# [Labeled box data]
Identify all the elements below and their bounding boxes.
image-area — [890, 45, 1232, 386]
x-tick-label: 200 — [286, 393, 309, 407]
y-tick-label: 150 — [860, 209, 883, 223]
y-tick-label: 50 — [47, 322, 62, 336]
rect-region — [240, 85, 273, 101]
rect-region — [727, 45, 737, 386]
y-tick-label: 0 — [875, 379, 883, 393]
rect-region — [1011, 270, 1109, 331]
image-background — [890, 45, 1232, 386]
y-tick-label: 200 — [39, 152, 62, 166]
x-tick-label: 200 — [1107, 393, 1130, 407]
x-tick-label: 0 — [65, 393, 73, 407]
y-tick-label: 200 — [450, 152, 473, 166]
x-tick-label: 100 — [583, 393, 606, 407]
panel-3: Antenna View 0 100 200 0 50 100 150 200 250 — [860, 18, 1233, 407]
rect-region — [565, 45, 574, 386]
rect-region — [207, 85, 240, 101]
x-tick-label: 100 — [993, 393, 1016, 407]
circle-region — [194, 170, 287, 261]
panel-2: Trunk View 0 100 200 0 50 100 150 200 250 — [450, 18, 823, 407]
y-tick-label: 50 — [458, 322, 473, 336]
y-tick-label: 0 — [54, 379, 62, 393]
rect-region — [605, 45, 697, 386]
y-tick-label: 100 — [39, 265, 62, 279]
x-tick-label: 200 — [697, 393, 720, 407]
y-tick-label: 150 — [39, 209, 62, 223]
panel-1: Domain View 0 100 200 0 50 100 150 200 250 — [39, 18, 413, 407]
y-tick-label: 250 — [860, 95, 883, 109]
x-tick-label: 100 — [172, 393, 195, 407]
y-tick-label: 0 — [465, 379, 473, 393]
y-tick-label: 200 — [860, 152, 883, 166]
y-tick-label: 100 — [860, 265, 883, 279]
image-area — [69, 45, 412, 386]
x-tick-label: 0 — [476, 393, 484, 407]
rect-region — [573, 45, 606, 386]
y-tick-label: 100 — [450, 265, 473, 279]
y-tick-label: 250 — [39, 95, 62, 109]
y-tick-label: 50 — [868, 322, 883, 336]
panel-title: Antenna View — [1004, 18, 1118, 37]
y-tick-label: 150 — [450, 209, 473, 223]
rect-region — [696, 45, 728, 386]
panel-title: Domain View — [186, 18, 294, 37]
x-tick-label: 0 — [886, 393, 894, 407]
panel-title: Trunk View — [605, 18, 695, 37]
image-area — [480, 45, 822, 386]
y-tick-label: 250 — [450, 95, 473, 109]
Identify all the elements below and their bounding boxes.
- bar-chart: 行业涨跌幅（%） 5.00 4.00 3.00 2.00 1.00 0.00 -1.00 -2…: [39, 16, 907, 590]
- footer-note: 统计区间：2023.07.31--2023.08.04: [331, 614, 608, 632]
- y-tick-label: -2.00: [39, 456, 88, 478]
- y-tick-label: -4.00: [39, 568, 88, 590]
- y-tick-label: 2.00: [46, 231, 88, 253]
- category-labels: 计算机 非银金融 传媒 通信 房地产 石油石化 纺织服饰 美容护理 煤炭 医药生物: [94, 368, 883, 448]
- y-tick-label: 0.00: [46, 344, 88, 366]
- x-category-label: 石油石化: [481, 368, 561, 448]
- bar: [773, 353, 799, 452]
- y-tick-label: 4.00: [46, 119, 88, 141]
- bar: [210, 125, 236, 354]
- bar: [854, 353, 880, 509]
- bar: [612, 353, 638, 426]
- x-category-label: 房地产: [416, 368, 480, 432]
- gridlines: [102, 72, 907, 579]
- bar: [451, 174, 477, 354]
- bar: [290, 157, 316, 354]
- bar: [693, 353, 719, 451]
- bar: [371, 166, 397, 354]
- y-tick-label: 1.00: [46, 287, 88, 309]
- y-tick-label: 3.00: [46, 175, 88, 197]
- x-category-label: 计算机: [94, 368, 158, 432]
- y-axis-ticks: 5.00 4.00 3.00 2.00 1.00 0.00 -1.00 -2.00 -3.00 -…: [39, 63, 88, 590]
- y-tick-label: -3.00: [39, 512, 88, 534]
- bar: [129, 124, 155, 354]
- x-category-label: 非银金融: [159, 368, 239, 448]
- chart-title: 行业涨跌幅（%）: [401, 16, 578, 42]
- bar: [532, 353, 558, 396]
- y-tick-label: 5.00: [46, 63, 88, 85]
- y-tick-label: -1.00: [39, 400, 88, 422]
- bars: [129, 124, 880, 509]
--
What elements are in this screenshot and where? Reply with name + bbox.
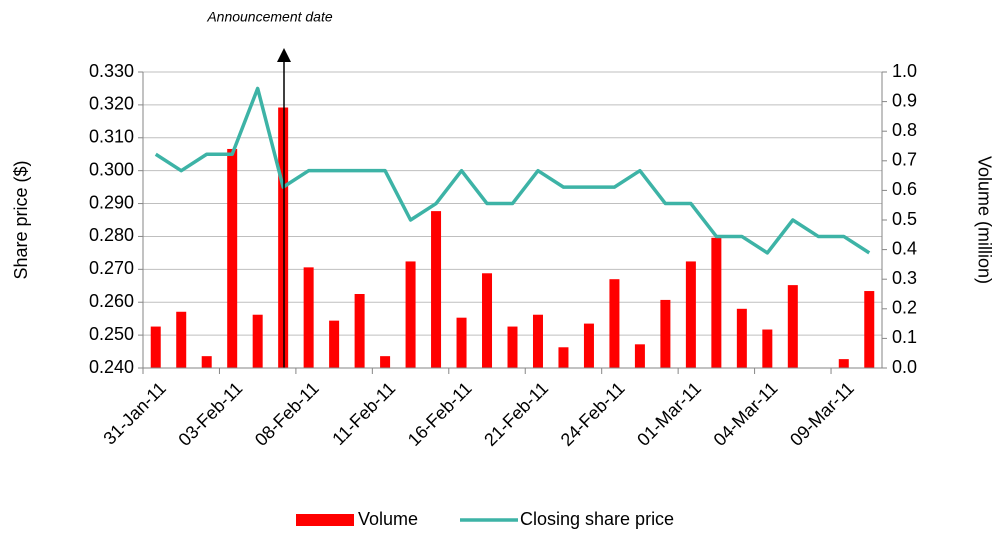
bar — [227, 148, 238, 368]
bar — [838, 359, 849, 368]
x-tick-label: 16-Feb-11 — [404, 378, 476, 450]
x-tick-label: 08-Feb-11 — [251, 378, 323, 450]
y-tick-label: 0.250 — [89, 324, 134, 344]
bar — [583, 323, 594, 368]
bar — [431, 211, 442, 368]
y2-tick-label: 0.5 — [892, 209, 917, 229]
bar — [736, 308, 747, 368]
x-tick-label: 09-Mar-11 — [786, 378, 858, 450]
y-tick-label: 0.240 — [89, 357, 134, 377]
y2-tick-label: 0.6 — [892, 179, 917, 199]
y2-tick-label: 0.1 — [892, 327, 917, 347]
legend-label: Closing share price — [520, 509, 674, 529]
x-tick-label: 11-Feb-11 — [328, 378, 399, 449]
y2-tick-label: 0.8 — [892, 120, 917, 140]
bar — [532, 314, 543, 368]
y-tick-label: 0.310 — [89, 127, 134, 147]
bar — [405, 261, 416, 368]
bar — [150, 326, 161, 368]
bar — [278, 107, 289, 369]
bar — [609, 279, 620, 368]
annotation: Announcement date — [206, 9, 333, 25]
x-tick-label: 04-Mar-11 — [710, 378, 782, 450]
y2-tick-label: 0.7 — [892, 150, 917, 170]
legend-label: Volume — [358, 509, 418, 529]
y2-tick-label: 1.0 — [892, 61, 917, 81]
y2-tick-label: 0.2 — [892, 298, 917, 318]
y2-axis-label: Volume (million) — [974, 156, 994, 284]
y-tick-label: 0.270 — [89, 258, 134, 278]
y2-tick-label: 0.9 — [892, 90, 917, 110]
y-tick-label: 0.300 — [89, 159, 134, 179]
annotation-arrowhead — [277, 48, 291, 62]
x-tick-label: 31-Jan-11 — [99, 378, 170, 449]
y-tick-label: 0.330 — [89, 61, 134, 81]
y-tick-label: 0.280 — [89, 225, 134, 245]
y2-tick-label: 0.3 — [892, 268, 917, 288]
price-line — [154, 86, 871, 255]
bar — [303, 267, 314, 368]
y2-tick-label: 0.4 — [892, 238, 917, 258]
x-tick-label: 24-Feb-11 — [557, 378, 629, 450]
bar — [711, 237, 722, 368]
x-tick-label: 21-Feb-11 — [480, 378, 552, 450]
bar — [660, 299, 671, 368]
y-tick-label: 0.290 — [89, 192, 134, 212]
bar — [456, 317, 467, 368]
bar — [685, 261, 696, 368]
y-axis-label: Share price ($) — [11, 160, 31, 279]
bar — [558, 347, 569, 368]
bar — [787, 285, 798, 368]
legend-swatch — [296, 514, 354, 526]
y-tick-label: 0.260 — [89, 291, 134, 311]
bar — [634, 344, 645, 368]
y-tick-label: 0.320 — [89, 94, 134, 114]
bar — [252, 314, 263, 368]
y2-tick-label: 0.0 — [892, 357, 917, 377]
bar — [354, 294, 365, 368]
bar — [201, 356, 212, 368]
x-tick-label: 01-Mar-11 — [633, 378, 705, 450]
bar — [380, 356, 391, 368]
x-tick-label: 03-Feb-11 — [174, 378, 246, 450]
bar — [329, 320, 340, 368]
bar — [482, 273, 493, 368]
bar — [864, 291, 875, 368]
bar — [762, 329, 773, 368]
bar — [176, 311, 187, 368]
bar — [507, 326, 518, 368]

# [GOAL]
Revise the data everywhere from the line containing "bar — [227, 148, 238, 368]" down to the line containing "legend-label: Closing share", swapping "y2-tick-label" for "right-tick-label" and keeping every other part of those lines the same. Return only those lines.

# [ANSWER TO THE EXERCISE]
bar — [227, 148, 238, 368]
bar — [838, 359, 849, 368]
x-tick-label: 16-Feb-11 — [404, 378, 476, 450]
x-tick-label: 08-Feb-11 — [251, 378, 323, 450]
y-tick-label: 0.250 — [89, 324, 134, 344]
bar — [583, 323, 594, 368]
bar — [431, 211, 442, 368]
right-tick-label: 0.5 — [892, 209, 917, 229]
bar — [736, 308, 747, 368]
x-tick-label: 09-Mar-11 — [786, 378, 858, 450]
y-tick-label: 0.240 — [89, 357, 134, 377]
right-tick-label: 0.6 — [892, 179, 917, 199]
right-tick-label: 0.1 — [892, 327, 917, 347]
legend-label: Closing share price — [520, 509, 674, 529]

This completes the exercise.